Requirements:
Scan the listing below and copy every line holding "this".

[Collection entries]
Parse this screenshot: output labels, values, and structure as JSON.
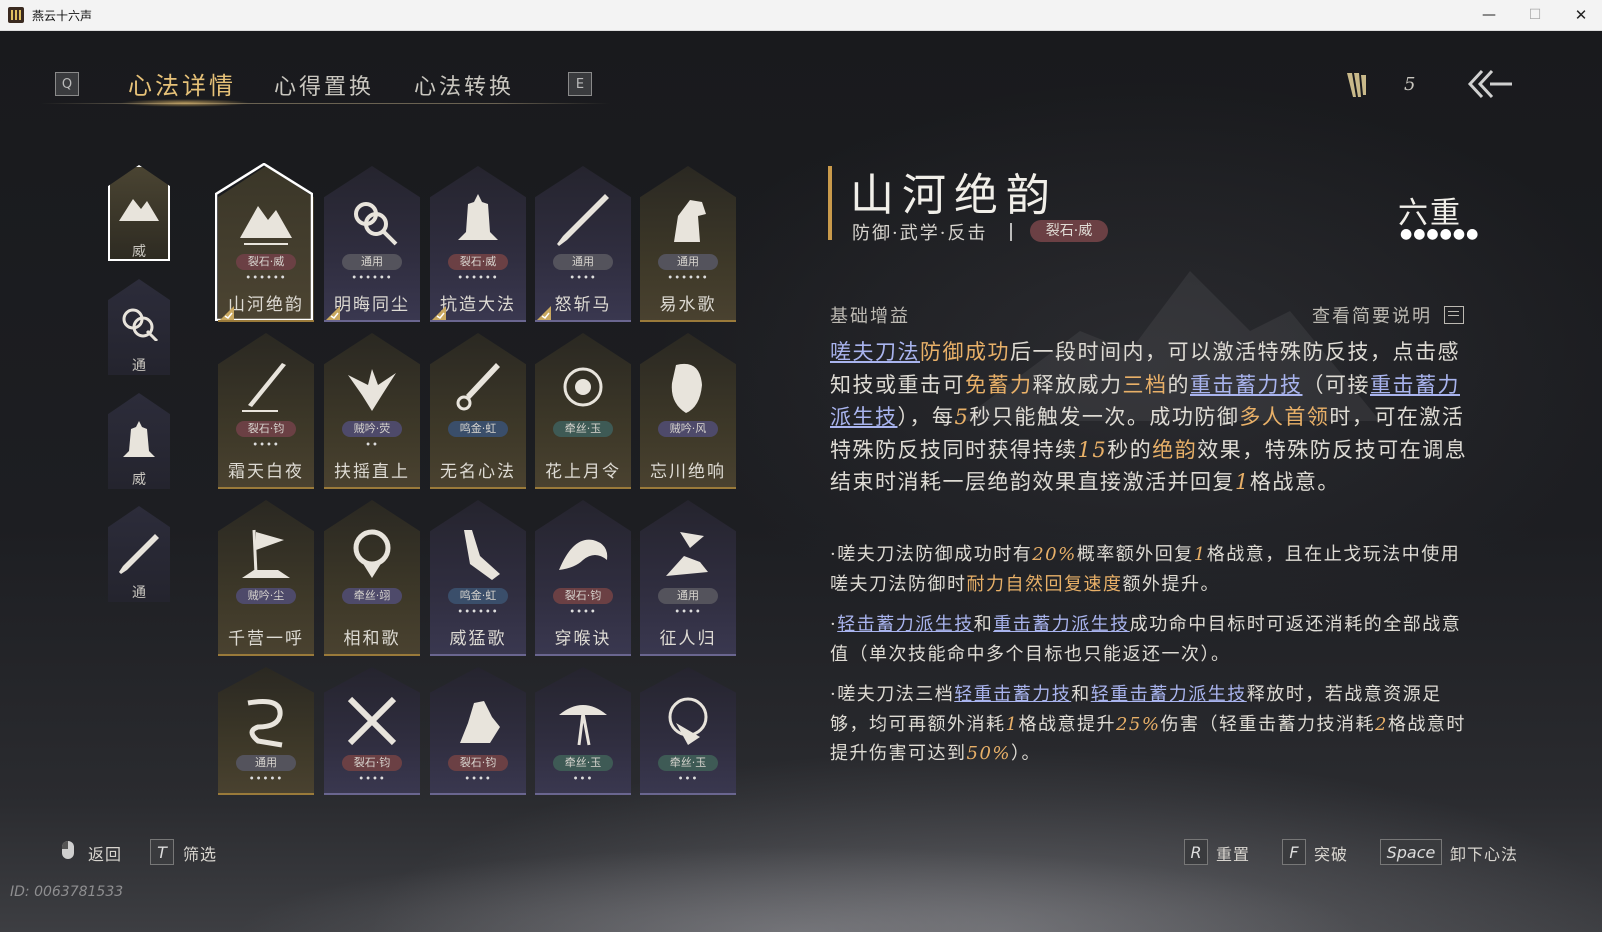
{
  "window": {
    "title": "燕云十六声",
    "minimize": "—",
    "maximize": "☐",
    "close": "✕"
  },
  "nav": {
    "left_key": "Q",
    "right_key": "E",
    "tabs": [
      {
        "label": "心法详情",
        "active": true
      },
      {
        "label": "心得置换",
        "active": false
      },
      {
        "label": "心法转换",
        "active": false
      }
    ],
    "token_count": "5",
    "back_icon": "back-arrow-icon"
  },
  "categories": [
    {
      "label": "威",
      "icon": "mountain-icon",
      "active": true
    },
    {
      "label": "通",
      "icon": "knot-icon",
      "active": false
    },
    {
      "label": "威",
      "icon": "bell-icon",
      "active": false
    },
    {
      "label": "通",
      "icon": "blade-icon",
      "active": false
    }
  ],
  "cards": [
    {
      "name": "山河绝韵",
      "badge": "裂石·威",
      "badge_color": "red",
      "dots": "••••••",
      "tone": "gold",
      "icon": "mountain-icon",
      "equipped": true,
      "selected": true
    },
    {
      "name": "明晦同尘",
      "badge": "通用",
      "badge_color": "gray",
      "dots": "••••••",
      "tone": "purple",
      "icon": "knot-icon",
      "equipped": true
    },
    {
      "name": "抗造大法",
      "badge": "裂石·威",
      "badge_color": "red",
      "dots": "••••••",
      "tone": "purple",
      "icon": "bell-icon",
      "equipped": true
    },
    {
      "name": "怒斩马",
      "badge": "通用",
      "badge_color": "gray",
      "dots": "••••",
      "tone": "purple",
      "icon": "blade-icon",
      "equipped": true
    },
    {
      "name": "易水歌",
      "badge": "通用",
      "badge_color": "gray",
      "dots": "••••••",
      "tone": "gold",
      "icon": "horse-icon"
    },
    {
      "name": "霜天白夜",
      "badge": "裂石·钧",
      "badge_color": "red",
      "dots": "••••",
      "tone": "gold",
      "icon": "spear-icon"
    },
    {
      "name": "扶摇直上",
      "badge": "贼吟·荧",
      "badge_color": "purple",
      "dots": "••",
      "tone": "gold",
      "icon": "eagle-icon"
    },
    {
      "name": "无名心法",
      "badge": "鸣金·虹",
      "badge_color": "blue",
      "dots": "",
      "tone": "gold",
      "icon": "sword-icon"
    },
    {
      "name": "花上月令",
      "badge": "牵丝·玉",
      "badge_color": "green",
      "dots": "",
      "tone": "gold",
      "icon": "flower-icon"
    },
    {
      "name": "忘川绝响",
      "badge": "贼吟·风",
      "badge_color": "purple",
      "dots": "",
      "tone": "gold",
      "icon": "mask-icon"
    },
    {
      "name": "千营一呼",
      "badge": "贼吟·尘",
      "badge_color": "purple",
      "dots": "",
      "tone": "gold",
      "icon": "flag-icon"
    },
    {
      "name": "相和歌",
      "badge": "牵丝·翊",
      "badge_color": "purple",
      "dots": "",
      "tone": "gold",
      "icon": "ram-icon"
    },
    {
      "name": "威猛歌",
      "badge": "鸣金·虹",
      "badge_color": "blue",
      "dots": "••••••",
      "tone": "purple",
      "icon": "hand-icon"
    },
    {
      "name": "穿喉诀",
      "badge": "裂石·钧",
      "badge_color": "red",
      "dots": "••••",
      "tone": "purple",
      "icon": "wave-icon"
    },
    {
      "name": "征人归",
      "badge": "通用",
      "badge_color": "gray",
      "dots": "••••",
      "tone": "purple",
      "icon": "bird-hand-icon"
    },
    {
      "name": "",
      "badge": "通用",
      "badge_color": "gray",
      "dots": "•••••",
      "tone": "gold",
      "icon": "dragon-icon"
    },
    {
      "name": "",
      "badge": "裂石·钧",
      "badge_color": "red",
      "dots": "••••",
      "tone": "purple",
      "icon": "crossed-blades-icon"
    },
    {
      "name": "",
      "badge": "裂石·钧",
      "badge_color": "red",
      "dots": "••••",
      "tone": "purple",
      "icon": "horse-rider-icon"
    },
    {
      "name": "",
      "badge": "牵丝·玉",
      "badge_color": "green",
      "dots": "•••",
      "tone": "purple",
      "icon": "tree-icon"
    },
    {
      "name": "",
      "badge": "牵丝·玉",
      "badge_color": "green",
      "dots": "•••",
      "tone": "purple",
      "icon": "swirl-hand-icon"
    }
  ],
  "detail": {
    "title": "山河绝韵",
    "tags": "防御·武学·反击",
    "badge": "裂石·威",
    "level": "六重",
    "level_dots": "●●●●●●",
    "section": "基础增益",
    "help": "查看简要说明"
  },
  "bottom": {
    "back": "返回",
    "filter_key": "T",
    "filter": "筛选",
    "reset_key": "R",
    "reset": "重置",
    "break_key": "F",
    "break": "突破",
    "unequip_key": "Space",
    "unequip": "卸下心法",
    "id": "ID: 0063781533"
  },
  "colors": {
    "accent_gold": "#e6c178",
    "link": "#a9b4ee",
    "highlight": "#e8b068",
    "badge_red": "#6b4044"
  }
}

...

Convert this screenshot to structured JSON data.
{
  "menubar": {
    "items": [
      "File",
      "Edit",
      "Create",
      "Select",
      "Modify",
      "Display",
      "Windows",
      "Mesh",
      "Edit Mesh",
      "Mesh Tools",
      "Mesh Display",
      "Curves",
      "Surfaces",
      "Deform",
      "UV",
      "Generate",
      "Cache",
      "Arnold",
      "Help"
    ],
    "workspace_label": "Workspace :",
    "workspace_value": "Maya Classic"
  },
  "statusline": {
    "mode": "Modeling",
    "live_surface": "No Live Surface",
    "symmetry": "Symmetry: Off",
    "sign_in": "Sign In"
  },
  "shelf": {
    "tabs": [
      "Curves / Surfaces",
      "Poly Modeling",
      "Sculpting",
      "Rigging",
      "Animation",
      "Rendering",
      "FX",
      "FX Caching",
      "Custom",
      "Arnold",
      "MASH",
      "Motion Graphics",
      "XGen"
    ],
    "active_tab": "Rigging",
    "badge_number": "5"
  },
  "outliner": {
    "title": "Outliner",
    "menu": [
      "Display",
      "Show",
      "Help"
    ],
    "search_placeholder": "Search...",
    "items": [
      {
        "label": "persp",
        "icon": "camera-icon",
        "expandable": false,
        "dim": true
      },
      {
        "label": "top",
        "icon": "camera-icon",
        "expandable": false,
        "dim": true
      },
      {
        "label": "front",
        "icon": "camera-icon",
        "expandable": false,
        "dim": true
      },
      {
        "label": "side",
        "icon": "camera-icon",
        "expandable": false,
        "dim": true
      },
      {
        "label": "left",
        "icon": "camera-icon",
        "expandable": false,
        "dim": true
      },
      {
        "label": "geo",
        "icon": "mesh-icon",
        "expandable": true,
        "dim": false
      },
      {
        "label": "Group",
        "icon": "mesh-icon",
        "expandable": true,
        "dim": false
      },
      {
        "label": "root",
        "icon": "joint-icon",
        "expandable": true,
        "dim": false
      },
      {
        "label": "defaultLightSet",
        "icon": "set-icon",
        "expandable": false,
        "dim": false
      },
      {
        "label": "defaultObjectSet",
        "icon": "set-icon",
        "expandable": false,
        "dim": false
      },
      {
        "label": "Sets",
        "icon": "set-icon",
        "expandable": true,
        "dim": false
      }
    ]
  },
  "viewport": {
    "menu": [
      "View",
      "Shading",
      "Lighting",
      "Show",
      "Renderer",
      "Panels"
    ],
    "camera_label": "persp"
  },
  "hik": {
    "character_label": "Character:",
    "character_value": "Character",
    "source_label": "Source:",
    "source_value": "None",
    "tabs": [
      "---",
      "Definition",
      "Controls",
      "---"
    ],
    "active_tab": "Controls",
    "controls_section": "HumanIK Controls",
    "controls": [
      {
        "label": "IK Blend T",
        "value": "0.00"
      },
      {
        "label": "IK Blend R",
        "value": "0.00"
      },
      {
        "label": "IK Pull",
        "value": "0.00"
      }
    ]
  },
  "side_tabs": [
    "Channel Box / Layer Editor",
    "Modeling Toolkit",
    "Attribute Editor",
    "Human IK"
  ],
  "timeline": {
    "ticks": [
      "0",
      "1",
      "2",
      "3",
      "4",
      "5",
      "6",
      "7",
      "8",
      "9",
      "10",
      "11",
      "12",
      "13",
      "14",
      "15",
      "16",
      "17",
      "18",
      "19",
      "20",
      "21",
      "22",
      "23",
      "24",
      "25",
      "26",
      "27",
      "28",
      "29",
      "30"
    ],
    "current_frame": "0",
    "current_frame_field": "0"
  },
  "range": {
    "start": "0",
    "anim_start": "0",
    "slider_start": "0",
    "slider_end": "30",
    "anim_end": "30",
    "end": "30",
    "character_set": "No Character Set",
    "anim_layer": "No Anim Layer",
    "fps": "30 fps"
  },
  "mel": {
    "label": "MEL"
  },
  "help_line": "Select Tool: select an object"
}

Completed task:
Parse this screenshot: output labels, values, and structure as JSON.
Convert this screenshot to structured JSON data.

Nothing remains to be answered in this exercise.